* Short problem:
Copy out, word for word, the lines from the one containing "diffusion-cell — [1978, 865, 1998, 876]" through the one containing "entreprise-box: Entreprise : spicard" in the items below.

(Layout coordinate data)
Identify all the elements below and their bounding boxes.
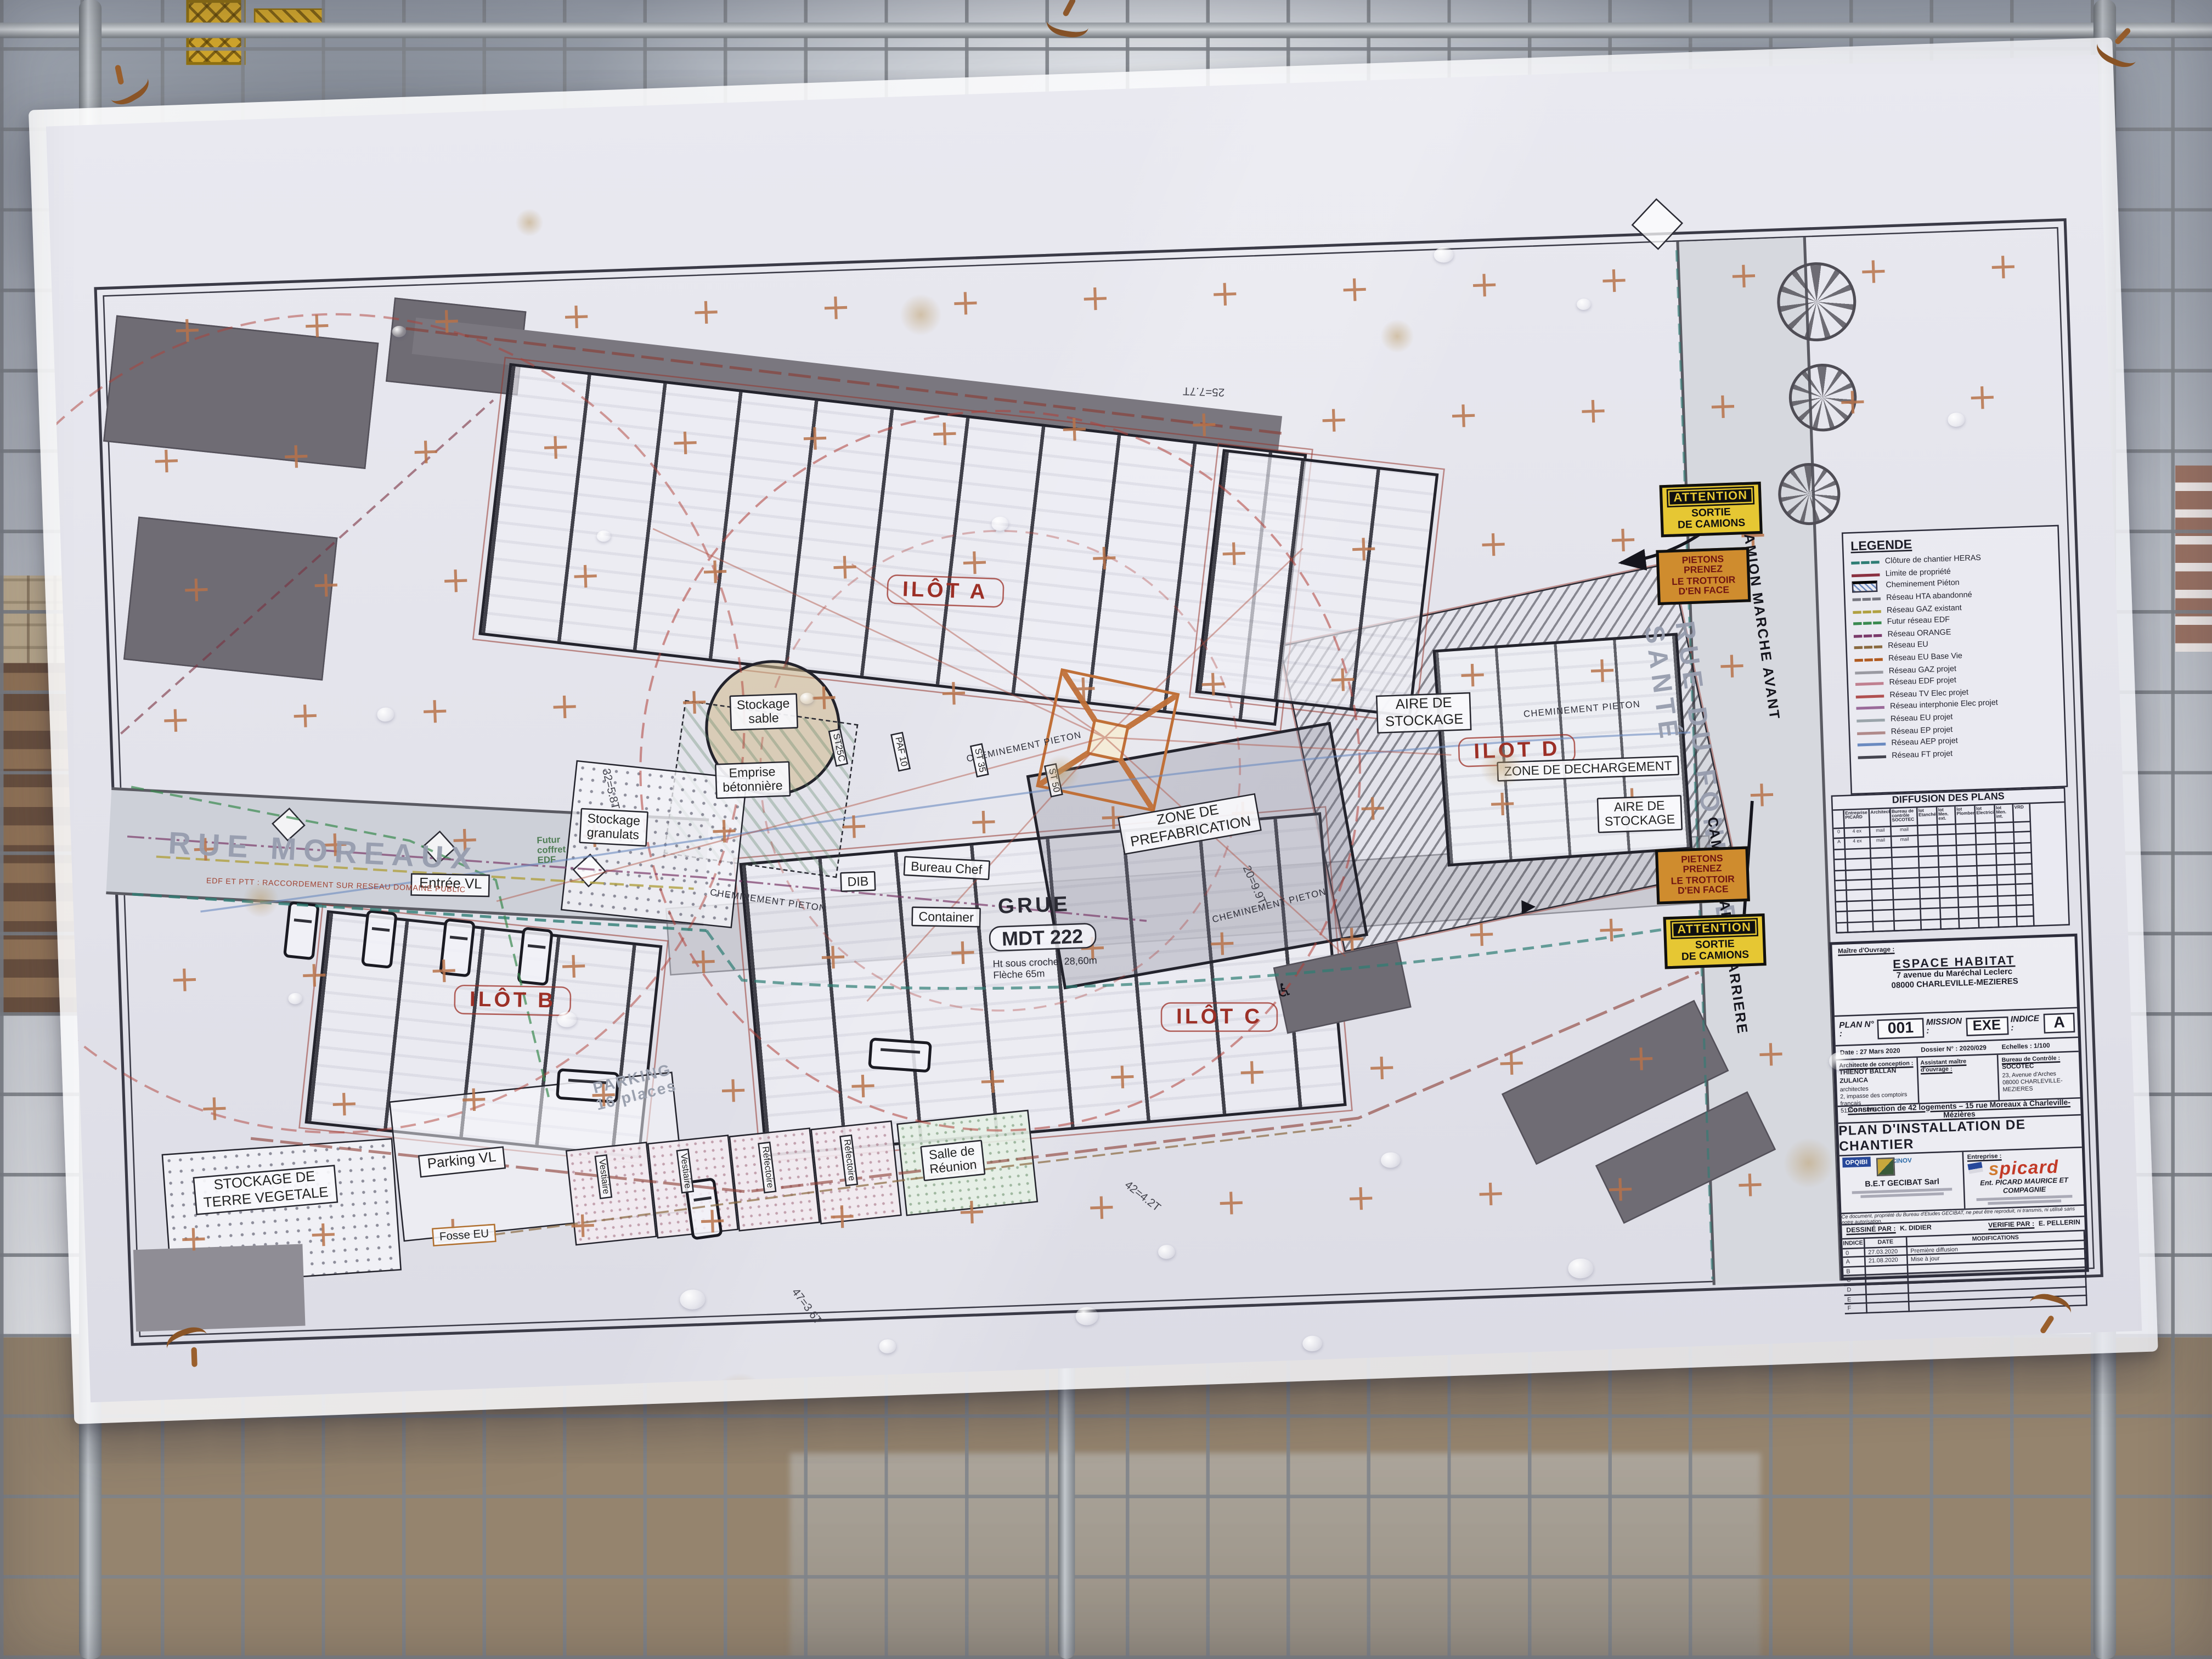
diffusion-cell — [1978, 865, 1998, 876]
mods-cell: C — [1844, 1276, 1867, 1286]
diffusion-cell — [2015, 833, 2032, 844]
diffusion-cell — [1873, 911, 1894, 922]
sign-attention-camions-bottom: ATTENTIONSORTIEDE CAMIONS — [1663, 913, 1766, 969]
charge-25t: 25=7.7T — [1183, 384, 1225, 398]
water-droplet — [377, 707, 394, 721]
cheminement-pieton-3: CHEMINEMENT PIETON — [1523, 700, 1641, 721]
entreprise-box: Entreprise : spicard Ent. PICARD MAURICE… — [1964, 1148, 2084, 1208]
diffusion-cell — [1979, 907, 1999, 918]
diffusion-cell — [1956, 824, 1977, 835]
futur-coffret-edf: Futur coffret EDF — [537, 837, 566, 866]
diffusion-cell — [2015, 843, 2033, 854]
diffusion-cell — [1837, 912, 1848, 923]
diffusion-header-cell: Bureau de contrôle SOCOTEC — [1891, 808, 1918, 827]
emprise-betonniere-label: Emprise bétonnière — [715, 761, 790, 798]
parking-vl-label: Parking VL — [418, 1146, 506, 1177]
diffusion-cell — [1977, 855, 1997, 866]
stockage-terre-vegetale-label: STOCKAGE DE TERRE VEGETALE — [193, 1165, 338, 1215]
diffusion-cell — [1977, 844, 1997, 855]
amo-box: Assistant maître d'ouvrage : — [1917, 1055, 2000, 1103]
bureau-chef-label: Bureau Chef — [904, 856, 990, 881]
diffusion-cell — [2016, 874, 2034, 885]
cheminement-pieton-4: CHEMINEMENT PIETON — [1211, 888, 1328, 926]
street-rue-moreaux: RUE MOREAUX — [167, 825, 479, 877]
diffusion-cell — [2016, 885, 2034, 896]
diffusion-cell — [1872, 869, 1893, 880]
diffusion-cell — [1938, 825, 1956, 836]
diffusion-cell — [1871, 859, 1893, 870]
diffusion-cell — [1837, 923, 1848, 934]
diffusion-cell — [1939, 866, 1958, 877]
diffusion-cell — [1996, 833, 2015, 844]
diffusion-cell — [1835, 871, 1847, 882]
dib-label: DIB — [840, 871, 876, 893]
bet-box: OPQIBI CINOV B.E.T GECIBAT Sarl — [1839, 1152, 1966, 1213]
picard-logo: spicard — [1967, 1156, 2080, 1179]
diffusion-cell: A — [1834, 839, 1846, 850]
diffusion-cell — [1872, 879, 1893, 890]
diffusion-cell — [2015, 854, 2033, 865]
mods-cell: F — [1844, 1304, 1867, 1314]
stockage-granulats-label: Stockage granulats — [579, 808, 647, 847]
mods-cell: D — [1844, 1285, 1867, 1295]
site-plan-sheet: RUE MOREAUXRUE DU FOND DE SANTÉPARKING 1… — [46, 55, 2142, 1402]
diffusion-cell — [1872, 890, 1894, 901]
diffusion-cell — [1871, 848, 1892, 859]
diffusion-cell — [1921, 909, 1942, 920]
dossier-value: Dossier N° : 2020/029 — [1916, 1043, 1997, 1053]
legend-title: LEGENDE — [1850, 532, 2051, 553]
grue-specs: Ht sous crochet 28,60m Flèche 65m — [992, 956, 1097, 983]
diffusion-cell — [1847, 870, 1872, 881]
flag-marker-icon: ▶ — [1521, 896, 1536, 917]
diffusion-cell — [1893, 868, 1920, 879]
drawn-value: K. DIDIER — [1900, 1225, 1932, 1233]
entreprise-name: Ent. PICARD MAURICE ET COMPAGNIE — [1968, 1176, 2080, 1197]
paf10-label: PAF 10 — [890, 732, 911, 772]
diffusion-cell: 0 — [1833, 829, 1845, 840]
architect-name: THIENOT BALLAN ZULAICA — [1839, 1066, 1914, 1085]
cheminement-pieton-2: CHEMINEMENT PIETON — [709, 888, 827, 915]
water-droplet — [1158, 1245, 1176, 1259]
water-droplet — [879, 1339, 896, 1353]
diffusion-cell — [2017, 906, 2035, 917]
diffusion-cell — [1920, 867, 1940, 878]
diffusion-cell — [1918, 836, 1939, 847]
diffusion-cell — [1893, 878, 1920, 890]
photo-of-site-plan: RUE MOREAUXRUE DU FOND DE SANTÉPARKING 1… — [0, 0, 2212, 1659]
diffusion-cell — [1959, 887, 1979, 898]
mods-cell — [1867, 1302, 1910, 1313]
gecibat-logo — [1876, 1158, 1895, 1177]
ilot-a-label: ILÔT A — [887, 574, 1004, 608]
diffusion-cell — [1921, 919, 1942, 930]
grue-model: MDT 222 — [989, 923, 1096, 952]
zone-prefabrication-label: ZONE DE PREFABRICATION — [1118, 793, 1261, 855]
diffusion-cell — [1836, 881, 1847, 892]
drawn-label: DESSINÉ PAR : — [1846, 1227, 1896, 1235]
amo-title: Assistant maître d'ouvrage : — [1920, 1057, 1995, 1074]
diffusion-header-cell — [1833, 810, 1845, 829]
diffusion-cell — [1979, 917, 2000, 928]
diffusion-cell — [1848, 901, 1874, 912]
diffusion-cell — [1848, 922, 1874, 933]
title-block: Maître d'Ouvrage : ESPACE HABITAT 7 aven… — [1829, 934, 2089, 1281]
diffusion-cell — [1957, 855, 1978, 866]
diffusion-header-cell: lot Men. ext. — [1937, 806, 1956, 826]
indice-value: A — [2044, 1013, 2075, 1034]
diffusion-cell — [1921, 899, 1941, 910]
diffusion-cell — [1996, 844, 2015, 855]
mods-header-cell: INDICE — [1842, 1239, 1865, 1249]
diffusion-cell: mail — [1892, 826, 1918, 838]
echelle-value: Echelles : 1/100 — [1997, 1041, 2079, 1051]
plan-no-value: 001 — [1877, 1018, 1923, 1040]
diffusion-cell — [1957, 845, 1977, 856]
diffusion-cell — [1978, 876, 1998, 887]
verified-label: VERIFIE PAR : — [1988, 1222, 2034, 1231]
diffusion-cell — [1959, 907, 1979, 918]
verified-value: E. PELLERIN — [2039, 1220, 2081, 1229]
diffusion-cell — [1920, 888, 1940, 899]
diffusion-cell — [1997, 865, 2016, 876]
legend-box: LEGENDE Clôture de chantier HERASLimite … — [1842, 525, 2068, 795]
grue-title: GRUE — [997, 893, 1070, 919]
sign-pietons-top: PIETONSPRENEZLE TROTTOIRD'EN FACE — [1656, 547, 1751, 606]
charge-42t: 42=4.2T — [1122, 1178, 1163, 1214]
diffusion-cell — [1940, 877, 1959, 888]
diffusion-cell — [1958, 866, 1978, 877]
diffusion-cell — [1894, 910, 1921, 921]
diffusion-cell — [1960, 918, 1980, 929]
diffusion-cell — [1997, 875, 2016, 886]
diffusion-cell — [1940, 898, 1959, 909]
diffusion-cell — [1920, 857, 1940, 868]
diffusion-header-cell: lot Plomberie — [1956, 806, 1976, 825]
water-droplet — [1948, 413, 1965, 427]
diffusion-cell — [2017, 916, 2035, 927]
ilot-c-label: ILÔT C — [1161, 1002, 1278, 1032]
handicap-icon: ♿ — [1276, 981, 1293, 1002]
diffusion-cell — [1846, 859, 1872, 871]
diffusion-cell — [1893, 857, 1920, 869]
diffusion-cell — [1957, 834, 1977, 845]
diffusion-cell — [2016, 864, 2033, 875]
plan-labels-layer: RUE MOREAUXRUE DU FOND DE SANTÉPARKING 1… — [46, 55, 2142, 1402]
diffusion-cell — [1894, 899, 1921, 911]
mission-value: EXE — [1965, 1015, 2008, 1035]
diffusion-header-cell: lot Men. int. — [1995, 804, 2015, 823]
diffusion-cell — [1874, 921, 1895, 932]
parking-16-places: PARKING 16 places — [590, 1062, 679, 1115]
diffusion-cell — [1979, 896, 1999, 907]
diffusion-cell — [1959, 897, 1979, 908]
diffusion-cell — [1998, 885, 2017, 896]
plan-no-label: PLAN N° : — [1839, 1021, 1875, 1039]
fence-top-rail — [0, 22, 2212, 38]
sign-pietons-bottom: PIETONSPRENEZLE TROTTOIRD'EN FACE — [1655, 847, 1750, 905]
charge-47t: 47=3.6T — [789, 1286, 825, 1327]
aire-stockage-label-2: AIRE DE STOCKAGE — [1597, 795, 1683, 833]
salle-de-reunion-label: Salle de Réunion — [920, 1140, 985, 1181]
diffusion-cell — [1997, 854, 2016, 865]
vestiaire-label-2: Vestiaire — [675, 1149, 694, 1194]
mods-cell: E — [1844, 1295, 1867, 1305]
diffusion-cell: 4 ex — [1846, 838, 1871, 850]
diffusion-cell — [1919, 847, 1939, 857]
stockage-sable-label: Stockage sable — [729, 693, 797, 730]
diffusion-cell: mail — [1871, 838, 1892, 849]
diffusion-cell — [1958, 876, 1978, 887]
diffusion-cell — [1848, 911, 1874, 923]
diffusion-header-cell: VRD — [2013, 804, 2031, 822]
diffusion-cell — [1895, 920, 1922, 932]
diffusion-header-cell: lot Electricité — [1976, 805, 1996, 825]
diffusion-cell — [1977, 834, 1997, 845]
diffusion-cell — [1941, 918, 1960, 929]
diffusion-cell — [1918, 826, 1939, 837]
diffusion-cell — [1941, 908, 1960, 919]
diffusion-cell — [1939, 856, 1957, 867]
diffusion-cell — [1996, 823, 2015, 834]
diffusion-cell — [1939, 846, 1957, 857]
diffusion-cell — [1873, 900, 1894, 911]
mods-cell: 0 — [1843, 1248, 1866, 1258]
refectoire-label-2: Réfectoire — [839, 1135, 858, 1186]
controle-box: Bureau de Contrôle : SOCOTEC 23, Avenue … — [1999, 1052, 2080, 1100]
diffusion-cell — [1835, 860, 1846, 871]
refectoire-label-1: Réfectoire — [757, 1142, 776, 1193]
diffusion-cell: 4 ex — [1845, 828, 1871, 839]
diffusion-cell — [1835, 850, 1846, 861]
diffusion-header-cell: Entreprise PICARD — [1844, 810, 1870, 829]
diffusion-cell — [1847, 890, 1873, 902]
diffusion-cell — [1976, 823, 1996, 834]
st25c-label: ST25C — [827, 729, 848, 768]
water-droplet — [991, 516, 1009, 531]
diffusion-cell: mail — [1870, 827, 1892, 838]
diffusion-cell — [1836, 891, 1847, 902]
diffusion-header-cell: lot Etanchéité — [1917, 807, 1938, 826]
diffusion-cell — [1847, 880, 1872, 891]
diffusion-cell — [1999, 906, 2017, 917]
client-box: Maître d'Ouvrage : ESPACE HABITAT 7 aven… — [1832, 936, 2077, 1017]
mods-cell: B — [1843, 1267, 1866, 1277]
vestiaire-label-1: Vestiaire — [594, 1154, 612, 1199]
diffusion-cell — [1940, 887, 1959, 898]
diffusion-cell — [1892, 847, 1919, 859]
diffusion-cell — [2017, 895, 2034, 906]
charge-32t: 32=5.8T — [599, 768, 622, 811]
ilot-b-label: ILÔT B — [454, 985, 572, 1017]
mission-label: MISSION : — [1926, 1018, 1963, 1036]
mods-cell: A — [1843, 1257, 1866, 1267]
diffusion-cell — [1846, 849, 1871, 860]
sign-attention-camions-top: ATTENTIONSORTIEDE CAMIONS — [1660, 482, 1763, 538]
diffusion-cell — [1920, 878, 1940, 889]
fosse-eu-label: Fosse EU — [432, 1224, 496, 1247]
diffusion-cell — [1894, 889, 1921, 900]
diffusion-table: DIFFUSION DES PLANS Entreprise PICARDArc… — [1831, 787, 2070, 934]
diffusion-cell — [1938, 836, 1957, 847]
diffusion-cell — [2014, 822, 2032, 833]
aire-stockage-label-1: AIRE DE STOCKAGE — [1376, 692, 1472, 733]
charge-20t: 20=9.9T — [1240, 864, 1269, 907]
indice-label: INDICE : — [2011, 1015, 2041, 1034]
diffusion-header-cell: Architecte — [1870, 809, 1892, 828]
diffusion-cell — [1999, 917, 2018, 928]
diffusion-cell — [1978, 886, 1999, 897]
controle-address: 23, Avenue d'Arches 08000 CHARLEVILLE-ME… — [2002, 1069, 2077, 1094]
container-label: Container — [911, 906, 981, 928]
diffusion-cell — [1998, 896, 2017, 907]
opqibi-logo: OPQIBI — [1842, 1157, 1870, 1168]
diffusion-cell — [1836, 902, 1848, 913]
diffusion-cell: mail — [1892, 837, 1918, 848]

* Response to the exercise:
diffusion-cell — [1978, 865, 1998, 876]
mods-cell: C — [1844, 1276, 1867, 1286]
diffusion-cell — [2015, 833, 2032, 844]
diffusion-cell — [1873, 911, 1894, 922]
sign-attention-camions-bottom: ATTENTIONSORTIEDE CAMIONS — [1663, 913, 1766, 969]
charge-25t: 25=7.7T — [1183, 384, 1225, 398]
water-droplet — [377, 707, 394, 721]
cheminement-pieton-3: CHEMINEMENT PIETON — [1523, 700, 1641, 721]
entreprise-box: Entreprise : spicard Ent. PICARD MAURICE… — [1964, 1148, 2084, 1208]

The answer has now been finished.